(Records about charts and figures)
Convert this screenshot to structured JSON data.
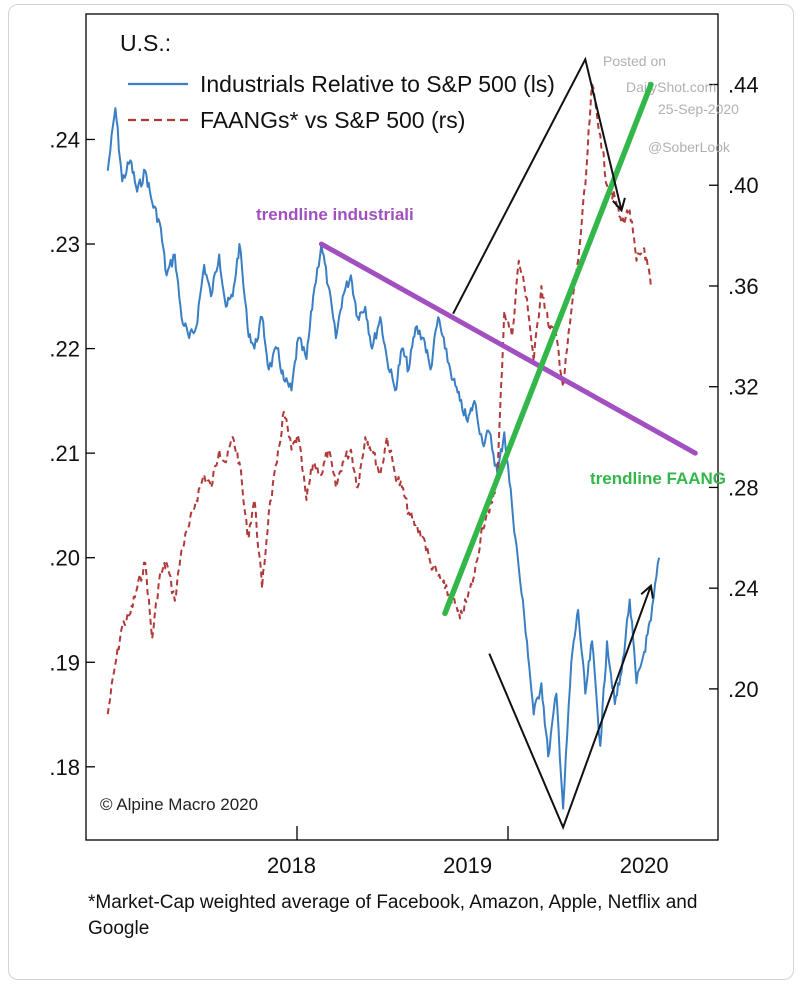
{
  "chart_data": {
    "type": "line",
    "title": "U.S.:",
    "x_ticks": [
      "2018",
      "2019",
      "2020"
    ],
    "y_left": {
      "ticks": [
        ".18",
        ".19",
        ".20",
        ".21",
        ".22",
        ".23",
        ".24"
      ],
      "range": [
        0.173,
        0.252
      ]
    },
    "y_right": {
      "ticks": [
        ".20",
        ".24",
        ".28",
        ".32",
        ".36",
        ".40",
        ".44"
      ],
      "range": [
        0.14,
        0.468
      ]
    },
    "series": [
      {
        "name": "Industrials Relative to S&P 500 (ls)",
        "axis": "left",
        "color": "#3a7fc4",
        "style": "solid",
        "points": [
          [
            "2017-06-15",
            0.237
          ],
          [
            "2017-07-01",
            0.243
          ],
          [
            "2017-07-15",
            0.236
          ],
          [
            "2017-08-01",
            0.238
          ],
          [
            "2017-08-15",
            0.235
          ],
          [
            "2017-09-01",
            0.237
          ],
          [
            "2017-09-15",
            0.234
          ],
          [
            "2017-10-01",
            0.232
          ],
          [
            "2017-10-15",
            0.227
          ],
          [
            "2017-11-01",
            0.229
          ],
          [
            "2017-11-15",
            0.223
          ],
          [
            "2017-12-01",
            0.221
          ],
          [
            "2017-12-15",
            0.222
          ],
          [
            "2018-01-01",
            0.228
          ],
          [
            "2018-01-15",
            0.225
          ],
          [
            "2018-02-01",
            0.229
          ],
          [
            "2018-02-15",
            0.224
          ],
          [
            "2018-03-01",
            0.225
          ],
          [
            "2018-03-15",
            0.23
          ],
          [
            "2018-04-01",
            0.222
          ],
          [
            "2018-04-15",
            0.22
          ],
          [
            "2018-05-01",
            0.223
          ],
          [
            "2018-05-15",
            0.218
          ],
          [
            "2018-06-01",
            0.22
          ],
          [
            "2018-06-15",
            0.217
          ],
          [
            "2018-07-01",
            0.216
          ],
          [
            "2018-07-15",
            0.221
          ],
          [
            "2018-08-01",
            0.219
          ],
          [
            "2018-08-15",
            0.225
          ],
          [
            "2018-09-01",
            0.23
          ],
          [
            "2018-09-15",
            0.226
          ],
          [
            "2018-10-01",
            0.221
          ],
          [
            "2018-10-15",
            0.225
          ],
          [
            "2018-11-01",
            0.227
          ],
          [
            "2018-11-15",
            0.223
          ],
          [
            "2018-12-01",
            0.224
          ],
          [
            "2018-12-15",
            0.22
          ],
          [
            "2019-01-01",
            0.223
          ],
          [
            "2019-01-15",
            0.219
          ],
          [
            "2019-02-01",
            0.216
          ],
          [
            "2019-02-15",
            0.22
          ],
          [
            "2019-03-01",
            0.218
          ],
          [
            "2019-03-15",
            0.222
          ],
          [
            "2019-04-01",
            0.221
          ],
          [
            "2019-04-15",
            0.218
          ],
          [
            "2019-05-01",
            0.223
          ],
          [
            "2019-05-15",
            0.22
          ],
          [
            "2019-06-01",
            0.217
          ],
          [
            "2019-06-15",
            0.215
          ],
          [
            "2019-07-01",
            0.213
          ],
          [
            "2019-07-15",
            0.215
          ],
          [
            "2019-08-01",
            0.211
          ],
          [
            "2019-08-15",
            0.212
          ],
          [
            "2019-09-01",
            0.208
          ],
          [
            "2019-09-15",
            0.212
          ],
          [
            "2019-10-01",
            0.205
          ],
          [
            "2019-10-15",
            0.199
          ],
          [
            "2019-11-01",
            0.192
          ],
          [
            "2019-11-15",
            0.185
          ],
          [
            "2019-12-01",
            0.188
          ],
          [
            "2019-12-15",
            0.181
          ],
          [
            "2020-01-01",
            0.187
          ],
          [
            "2020-01-15",
            0.176
          ],
          [
            "2020-02-01",
            0.19
          ],
          [
            "2020-02-15",
            0.195
          ],
          [
            "2020-03-01",
            0.187
          ],
          [
            "2020-03-15",
            0.192
          ],
          [
            "2020-04-01",
            0.182
          ],
          [
            "2020-04-15",
            0.192
          ],
          [
            "2020-05-01",
            0.186
          ],
          [
            "2020-05-15",
            0.189
          ],
          [
            "2020-06-01",
            0.196
          ],
          [
            "2020-06-15",
            0.188
          ],
          [
            "2020-07-01",
            0.191
          ],
          [
            "2020-07-15",
            0.194
          ],
          [
            "2020-08-01",
            0.2
          ]
        ]
      },
      {
        "name": "FAANGs* vs S&P 500 (rs)",
        "axis": "right",
        "color": "#b03a3a",
        "style": "dashed",
        "points": [
          [
            "2017-06-15",
            0.19
          ],
          [
            "2017-07-01",
            0.21
          ],
          [
            "2017-07-15",
            0.225
          ],
          [
            "2017-08-01",
            0.23
          ],
          [
            "2017-08-15",
            0.24
          ],
          [
            "2017-09-01",
            0.25
          ],
          [
            "2017-09-15",
            0.22
          ],
          [
            "2017-10-01",
            0.245
          ],
          [
            "2017-10-15",
            0.25
          ],
          [
            "2017-11-01",
            0.235
          ],
          [
            "2017-11-15",
            0.255
          ],
          [
            "2017-12-01",
            0.265
          ],
          [
            "2017-12-15",
            0.275
          ],
          [
            "2018-01-01",
            0.285
          ],
          [
            "2018-01-15",
            0.28
          ],
          [
            "2018-02-01",
            0.295
          ],
          [
            "2018-02-15",
            0.29
          ],
          [
            "2018-03-01",
            0.3
          ],
          [
            "2018-03-15",
            0.29
          ],
          [
            "2018-04-01",
            0.26
          ],
          [
            "2018-04-15",
            0.275
          ],
          [
            "2018-05-01",
            0.24
          ],
          [
            "2018-05-15",
            0.27
          ],
          [
            "2018-06-01",
            0.29
          ],
          [
            "2018-06-15",
            0.31
          ],
          [
            "2018-07-01",
            0.295
          ],
          [
            "2018-07-15",
            0.3
          ],
          [
            "2018-08-01",
            0.275
          ],
          [
            "2018-08-15",
            0.29
          ],
          [
            "2018-09-01",
            0.285
          ],
          [
            "2018-09-15",
            0.295
          ],
          [
            "2018-10-01",
            0.28
          ],
          [
            "2018-10-15",
            0.29
          ],
          [
            "2018-11-01",
            0.295
          ],
          [
            "2018-11-15",
            0.28
          ],
          [
            "2018-12-01",
            0.3
          ],
          [
            "2018-12-15",
            0.295
          ],
          [
            "2019-01-01",
            0.285
          ],
          [
            "2019-01-15",
            0.3
          ],
          [
            "2019-02-01",
            0.285
          ],
          [
            "2019-02-15",
            0.28
          ],
          [
            "2019-03-01",
            0.27
          ],
          [
            "2019-03-15",
            0.265
          ],
          [
            "2019-04-01",
            0.26
          ],
          [
            "2019-04-15",
            0.25
          ],
          [
            "2019-05-01",
            0.245
          ],
          [
            "2019-05-15",
            0.24
          ],
          [
            "2019-06-01",
            0.235
          ],
          [
            "2019-06-15",
            0.228
          ],
          [
            "2019-07-01",
            0.236
          ],
          [
            "2019-07-15",
            0.245
          ],
          [
            "2019-08-01",
            0.265
          ],
          [
            "2019-08-15",
            0.27
          ],
          [
            "2019-09-01",
            0.285
          ],
          [
            "2019-09-15",
            0.35
          ],
          [
            "2019-10-01",
            0.34
          ],
          [
            "2019-10-15",
            0.37
          ],
          [
            "2019-11-01",
            0.355
          ],
          [
            "2019-11-15",
            0.33
          ],
          [
            "2019-12-01",
            0.36
          ],
          [
            "2019-12-15",
            0.345
          ],
          [
            "2020-01-01",
            0.34
          ],
          [
            "2020-01-15",
            0.32
          ],
          [
            "2020-02-01",
            0.35
          ],
          [
            "2020-02-15",
            0.37
          ],
          [
            "2020-03-01",
            0.4
          ],
          [
            "2020-03-15",
            0.44
          ],
          [
            "2020-04-01",
            0.42
          ],
          [
            "2020-04-15",
            0.4
          ],
          [
            "2020-05-01",
            0.395
          ],
          [
            "2020-05-15",
            0.385
          ],
          [
            "2020-06-01",
            0.39
          ],
          [
            "2020-06-15",
            0.37
          ],
          [
            "2020-07-01",
            0.375
          ],
          [
            "2020-07-15",
            0.36
          ]
        ]
      }
    ],
    "trendlines": [
      {
        "name": "trendline industriali",
        "axis": "left",
        "color": "#a24fc0",
        "from": [
          "2018-09-01",
          0.23
        ],
        "to": [
          "2020-10-15",
          0.21
        ]
      },
      {
        "name": "trendline FAANG",
        "axis": "right",
        "color": "#33b64a",
        "from": [
          "2019-05-15",
          0.23
        ],
        "to": [
          "2020-07-15",
          0.44
        ]
      }
    ],
    "annotations": {
      "trendline_industriali": "trendline industriali",
      "trendline_faang": "trendline FAANG"
    },
    "arrows": [
      {
        "name": "peak-arrow",
        "points": [
          [
            "2019-06-01",
            0.349
          ],
          [
            "2020-03-01",
            0.45
          ],
          [
            "2020-05-15",
            0.39
          ]
        ]
      },
      {
        "name": "trough-arrow",
        "points": [
          [
            "2019-08-15",
            0.214
          ],
          [
            "2020-01-15",
            0.145
          ],
          [
            "2020-07-15",
            0.241
          ]
        ]
      }
    ],
    "credit": "© Alpine Macro 2020",
    "watermark": [
      "Posted on",
      "DailyShot.com",
      "25-Sep-2020",
      "@SoberLook"
    ],
    "grid": false,
    "legend_placement": "top-left"
  },
  "footnote": "*Market-Cap weighted average of Facebook, Amazon, Apple, Netflix and Google"
}
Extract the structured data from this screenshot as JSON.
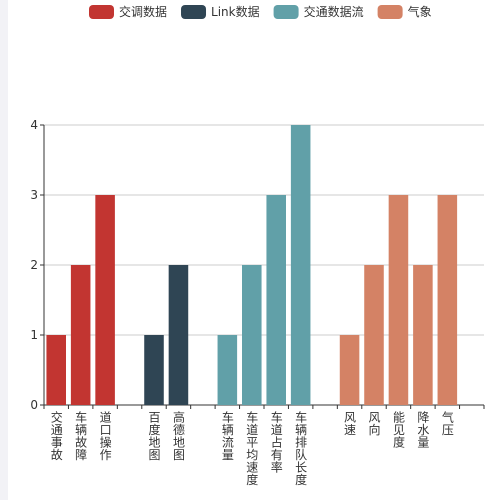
{
  "chart_data": {
    "type": "bar",
    "categories": [
      "交通事故",
      "车辆故障",
      "道口操作",
      null,
      "百度地图",
      "高德地图",
      null,
      "车辆流量",
      "车道平均速度",
      "车道占有率",
      "车辆排队长度",
      null,
      "风速",
      "风向",
      "能见度",
      "降水量",
      "气压",
      null
    ],
    "series": [
      {
        "name": "交调数据",
        "color": "#c23531",
        "values": [
          1,
          2,
          3,
          null,
          null,
          null,
          null,
          null,
          null,
          null,
          null,
          null,
          null,
          null,
          null,
          null,
          null,
          null
        ]
      },
      {
        "name": "Link数据",
        "color": "#2f4554",
        "values": [
          null,
          null,
          null,
          null,
          1,
          2,
          null,
          null,
          null,
          null,
          null,
          null,
          null,
          null,
          null,
          null,
          null,
          null
        ]
      },
      {
        "name": "交通数据流",
        "color": "#61a0a8",
        "values": [
          null,
          null,
          null,
          null,
          null,
          null,
          null,
          1,
          2,
          3,
          4,
          null,
          null,
          null,
          null,
          null,
          null,
          null
        ]
      },
      {
        "name": "气象",
        "color": "#d48265",
        "values": [
          null,
          null,
          null,
          null,
          null,
          null,
          null,
          null,
          null,
          null,
          null,
          null,
          1,
          2,
          3,
          2,
          3,
          null
        ]
      }
    ],
    "ylim": [
      0,
      4
    ],
    "yticks": [
      0,
      1,
      2,
      3,
      4
    ],
    "grid": true,
    "legend": "top"
  }
}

» SHORT PROBLEM: Select the lines from the entries that include the word "screenshot".

» FULL SOLUTION:
Convert this screenshot to structured JSON data.
Extract the structured data from this screenshot as JSON.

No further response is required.